Olga Harmony
La caja

Al igual que su remoto modelo poeniano, Las aventuras de Arthur Gordon Pym, esta obra de Hugo Hiriart se puede ver como un relato de aventuras y, ahondando algo, como una metáfora de dudas existenciales. En efecto (y quién sabe que seducción tengan los cuentos marineros para elaborar parábolas de la condición humana: recordemos a Melville y de algún modo a Conrad) la novela de Edgar Allan Poe, confinada a las bibliotecas ``juveniles'', resulta a fin de cuentas una especie de simbólico descenso a la profundidad del espíritu humano, en el que se contienen todas las pesadillas de los relatos de Poe, como son el temor al ser enterrado vivo, a enfermar en lecho extraño y sombrío, horror a la sofocación, a la putrefacción, a quedar atrapado en un laberinto que se derrumba, con su cauda de bestialidad y demencia al decir de Stanley Gest. Un viaje a confines inexplorados es al mismo tiempo un viaje a las profundidades extremas del inconciente, para Poe. Para Hiriart también, de algún modo, y aunque afortunadamente el autor mexicano tiene un humor que en mucho conserva un goce casi pueril por la invención y muchas otras referencias acumuladas de la que no es la menor el cine estadunidense de aventuras.

┄┄┄┄┄┄┄┄┄┄┄┄┄┄┄┄┄┄┄┄

_PROBLEMA BREVE 1:_ En la reseña sobre La caja, ¿qué novela de Edgar Allan Poe se presenta como el remoto modelo de la obra de Hugo Hiriart?
_PROBLEMA BREVE 2:_ Continúa la reseña sobre La caja a partir de su última oración.
El material no interviene en nada de lo que aquí se pide.

_SEGMENTO DE DATOS:_
┄┄┄┄┄┄┄┄┄┄┄┄┄┄┄┄┄┄┄┄

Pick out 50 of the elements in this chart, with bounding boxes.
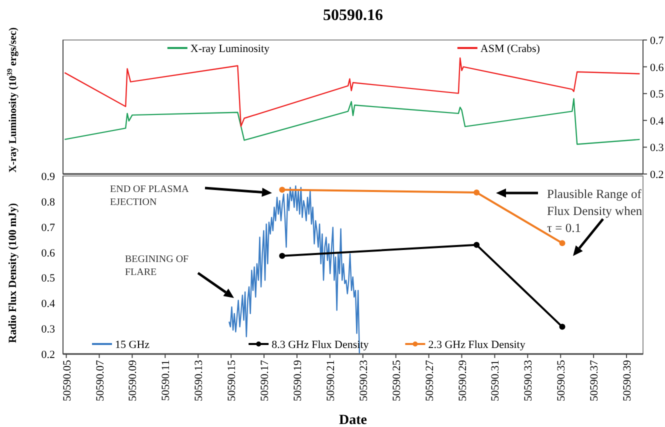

┄┄┄┄┄┄┄┄┄┄┄┄┄┄┄┄┄┄┄┄

_RESULTADO 1:_ Las aventuras de Arthur Gordon Pym.

_RESULTADO 2:_
Hugo Hiriart no hace una parodia del texto de Poe, sino que se basa en el personaje y en algunas situaciones, que subvierte a su manera. Por ejemplo, el barco fantasma que no puede faltar en un relato de este tipo, o el agua ``espesa como goma arábiga'' que en la novela es la de un arroyo y en la obra teatral es la del mismísimo mar. O el canibalismo practicado entre los náufragos, a los que se da muerte por sorteo, que en Poe es tan terrible como puede serlo en la realidad y que aquí se menciona en tono de comedia de humor negro, que no puede menos que recordarnos a En alta mar de Slawomir Mrosek: el dramaturgo es demasiado inteligente para no advertirlo y lo resuelve citando literalmente algún parlamento del autor polaco. También puede ser que la referencia a la Torre de Babel --que incluye una reflexión hacia el viaje en el tiempo-- se dé por las conclusiones finales del texto de Poe, con el cruce de posibles lenguajes de etimologías etíopes, árabes y egipcias en inscripciones encontradas en el remoto Polo Sur.

Hasta aquí las posibles referencias a la novela base, si se exceptúa el extraño impulso que lleva al Pym original hacia la Antártida, como prefigurando un destino y que tiene su réplica en las órdenes que dan las voces de la caja, invención total de Hiriart y que conforman el eje de la obra: la aterradora idea de que podemos no ser dueños de nuestros actos y de que --por las constantes referencias a la reducción y el tamaño minúsculo de los seres de la caja y de los constructores de la torre-- el barquito en que viajan los dos náufragos pueda estar dando vueltas en un inmenso lavabo, a saber de quién. La interrupción de la novela, que nos hace temer un horrible destino para Pym, en la obra teatral se convierte en un final abierto en el que pueden, o no, navegar durante mucho tiempo Pym y Madame Pong (y que a lo mejor son salvados por la minúscula versión del Titanic). Asimismo, el tercer personaje, Dodo, puede o no estar presente. Tampoco sabremos la verdad acerca de la caja: es en esta incertidumbre en donde la obra se aparta del relato de aventuras y nos lleva de prodigio en prodigio a pensar en muchas otras cosas.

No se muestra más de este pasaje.